_WHAT THE EXERCISE ASKS_
State only how many lines below include the string "marker".

Figure dataset records:
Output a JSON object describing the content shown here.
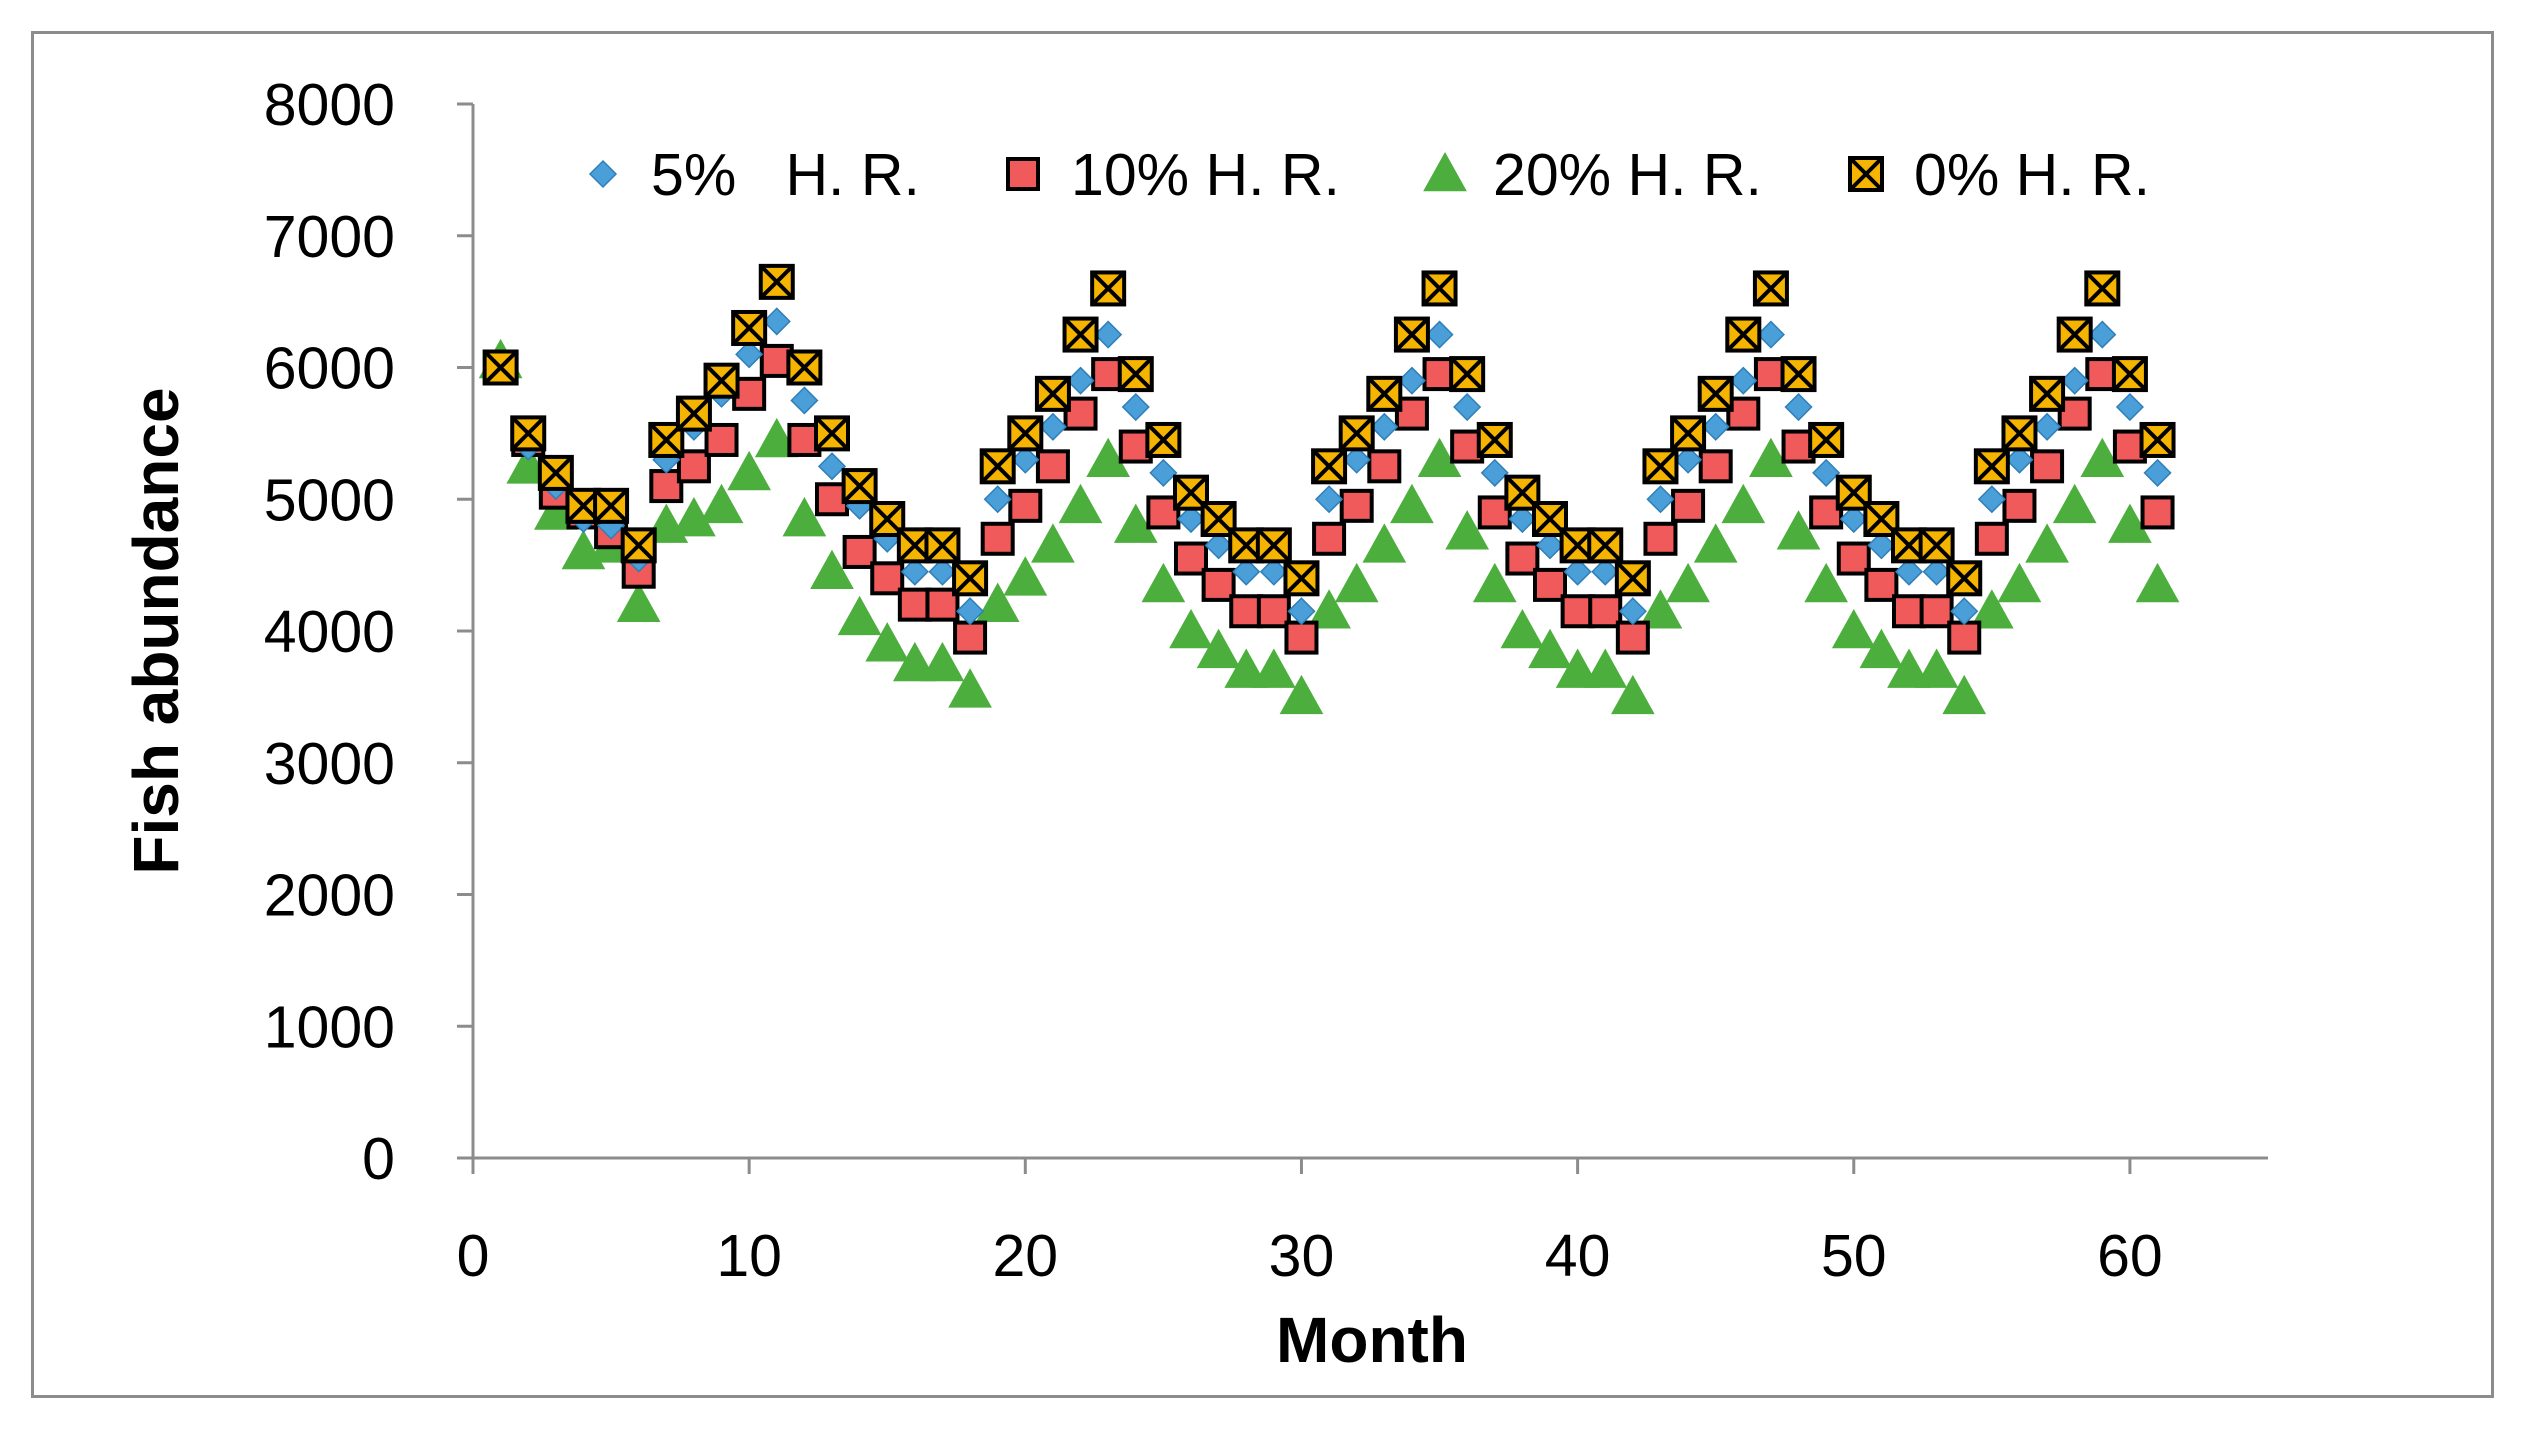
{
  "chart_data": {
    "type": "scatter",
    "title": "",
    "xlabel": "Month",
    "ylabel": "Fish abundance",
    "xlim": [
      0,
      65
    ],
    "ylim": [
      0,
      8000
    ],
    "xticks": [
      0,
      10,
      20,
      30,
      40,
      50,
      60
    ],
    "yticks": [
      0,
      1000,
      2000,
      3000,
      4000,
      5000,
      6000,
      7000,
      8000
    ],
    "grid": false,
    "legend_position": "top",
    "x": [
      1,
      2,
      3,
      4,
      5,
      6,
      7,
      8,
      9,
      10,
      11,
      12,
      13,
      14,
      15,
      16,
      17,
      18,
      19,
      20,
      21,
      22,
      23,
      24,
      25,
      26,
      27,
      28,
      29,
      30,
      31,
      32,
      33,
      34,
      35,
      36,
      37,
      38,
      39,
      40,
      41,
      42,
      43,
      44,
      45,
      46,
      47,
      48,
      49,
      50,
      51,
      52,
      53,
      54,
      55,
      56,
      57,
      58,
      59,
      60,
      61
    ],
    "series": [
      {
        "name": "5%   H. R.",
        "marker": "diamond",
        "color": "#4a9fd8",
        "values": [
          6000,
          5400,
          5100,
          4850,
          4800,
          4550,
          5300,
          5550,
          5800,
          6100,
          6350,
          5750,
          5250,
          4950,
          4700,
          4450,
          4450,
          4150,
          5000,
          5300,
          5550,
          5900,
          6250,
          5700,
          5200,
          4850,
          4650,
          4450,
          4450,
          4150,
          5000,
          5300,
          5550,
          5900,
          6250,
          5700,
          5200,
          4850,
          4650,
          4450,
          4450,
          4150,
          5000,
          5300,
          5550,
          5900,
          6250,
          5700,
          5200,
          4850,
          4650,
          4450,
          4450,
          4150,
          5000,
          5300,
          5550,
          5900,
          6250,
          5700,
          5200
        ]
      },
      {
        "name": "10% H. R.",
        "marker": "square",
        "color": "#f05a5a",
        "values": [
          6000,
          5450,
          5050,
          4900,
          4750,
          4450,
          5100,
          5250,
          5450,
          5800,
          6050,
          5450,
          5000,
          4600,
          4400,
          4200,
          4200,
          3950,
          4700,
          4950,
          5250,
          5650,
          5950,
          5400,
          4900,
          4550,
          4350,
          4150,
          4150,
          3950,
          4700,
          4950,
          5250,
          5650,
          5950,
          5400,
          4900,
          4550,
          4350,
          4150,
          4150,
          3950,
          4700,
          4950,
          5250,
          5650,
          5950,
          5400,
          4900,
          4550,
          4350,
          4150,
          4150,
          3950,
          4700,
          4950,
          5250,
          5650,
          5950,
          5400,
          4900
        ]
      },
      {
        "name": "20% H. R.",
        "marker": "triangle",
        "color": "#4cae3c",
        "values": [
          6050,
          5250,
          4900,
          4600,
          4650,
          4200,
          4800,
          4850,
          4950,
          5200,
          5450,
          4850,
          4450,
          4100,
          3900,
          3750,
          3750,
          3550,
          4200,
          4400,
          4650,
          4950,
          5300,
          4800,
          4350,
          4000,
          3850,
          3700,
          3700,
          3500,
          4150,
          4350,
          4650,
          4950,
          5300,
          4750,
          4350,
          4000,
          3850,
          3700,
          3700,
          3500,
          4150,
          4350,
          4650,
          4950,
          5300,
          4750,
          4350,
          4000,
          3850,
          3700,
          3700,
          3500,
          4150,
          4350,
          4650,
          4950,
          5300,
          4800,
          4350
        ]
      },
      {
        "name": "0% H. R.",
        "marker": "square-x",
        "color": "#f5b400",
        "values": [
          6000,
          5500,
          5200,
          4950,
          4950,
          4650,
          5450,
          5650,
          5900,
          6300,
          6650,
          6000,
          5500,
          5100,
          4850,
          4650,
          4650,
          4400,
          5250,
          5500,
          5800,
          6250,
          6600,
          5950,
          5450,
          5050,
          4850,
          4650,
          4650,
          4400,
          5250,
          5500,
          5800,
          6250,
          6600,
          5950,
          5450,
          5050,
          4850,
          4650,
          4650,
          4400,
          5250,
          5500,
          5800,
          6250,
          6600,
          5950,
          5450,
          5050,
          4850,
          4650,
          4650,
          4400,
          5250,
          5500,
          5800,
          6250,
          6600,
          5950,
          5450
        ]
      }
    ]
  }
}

...

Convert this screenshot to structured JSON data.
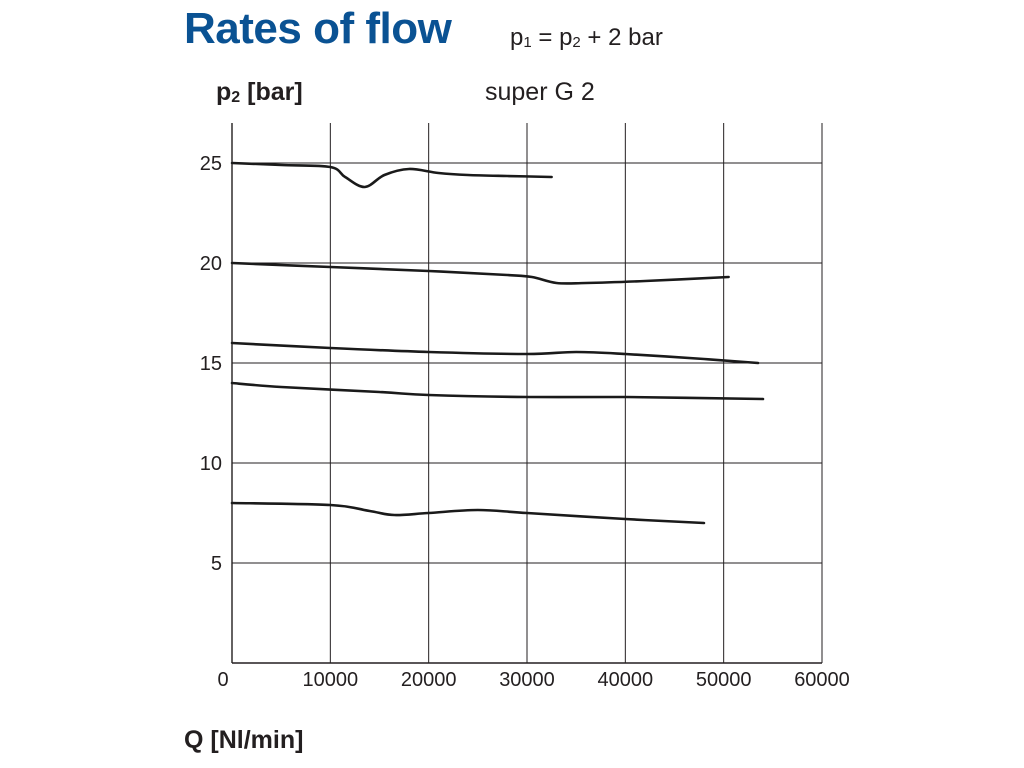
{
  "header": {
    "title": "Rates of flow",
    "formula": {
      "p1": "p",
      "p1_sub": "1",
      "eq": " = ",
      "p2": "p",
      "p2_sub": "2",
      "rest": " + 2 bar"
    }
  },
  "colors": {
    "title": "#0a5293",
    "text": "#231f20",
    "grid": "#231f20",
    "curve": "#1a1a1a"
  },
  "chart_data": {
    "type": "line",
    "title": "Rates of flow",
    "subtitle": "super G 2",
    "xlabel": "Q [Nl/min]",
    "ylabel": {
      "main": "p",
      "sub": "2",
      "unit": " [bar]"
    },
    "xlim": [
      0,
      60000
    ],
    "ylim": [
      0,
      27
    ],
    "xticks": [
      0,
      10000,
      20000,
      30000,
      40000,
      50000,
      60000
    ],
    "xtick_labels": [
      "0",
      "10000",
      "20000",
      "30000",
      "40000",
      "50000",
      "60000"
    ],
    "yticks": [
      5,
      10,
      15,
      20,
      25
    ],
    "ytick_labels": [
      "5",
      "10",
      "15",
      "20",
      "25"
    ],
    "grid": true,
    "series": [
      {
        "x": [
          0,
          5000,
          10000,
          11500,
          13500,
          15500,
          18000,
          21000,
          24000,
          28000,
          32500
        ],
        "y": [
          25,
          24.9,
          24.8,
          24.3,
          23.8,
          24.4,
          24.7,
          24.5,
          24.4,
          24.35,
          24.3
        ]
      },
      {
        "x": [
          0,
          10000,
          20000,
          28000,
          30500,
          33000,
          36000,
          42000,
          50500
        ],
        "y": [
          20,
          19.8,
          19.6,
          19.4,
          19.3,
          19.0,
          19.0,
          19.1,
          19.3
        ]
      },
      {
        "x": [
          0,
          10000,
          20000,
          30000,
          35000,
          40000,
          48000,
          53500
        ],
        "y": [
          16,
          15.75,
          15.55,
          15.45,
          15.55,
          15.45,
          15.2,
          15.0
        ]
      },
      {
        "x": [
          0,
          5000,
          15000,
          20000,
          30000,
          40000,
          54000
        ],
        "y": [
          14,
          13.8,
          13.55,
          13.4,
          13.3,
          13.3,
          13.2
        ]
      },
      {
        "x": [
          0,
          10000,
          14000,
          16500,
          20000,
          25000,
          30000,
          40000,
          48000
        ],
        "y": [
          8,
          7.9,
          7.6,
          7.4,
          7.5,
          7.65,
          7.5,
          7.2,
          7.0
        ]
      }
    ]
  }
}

_TASK RESULT_
4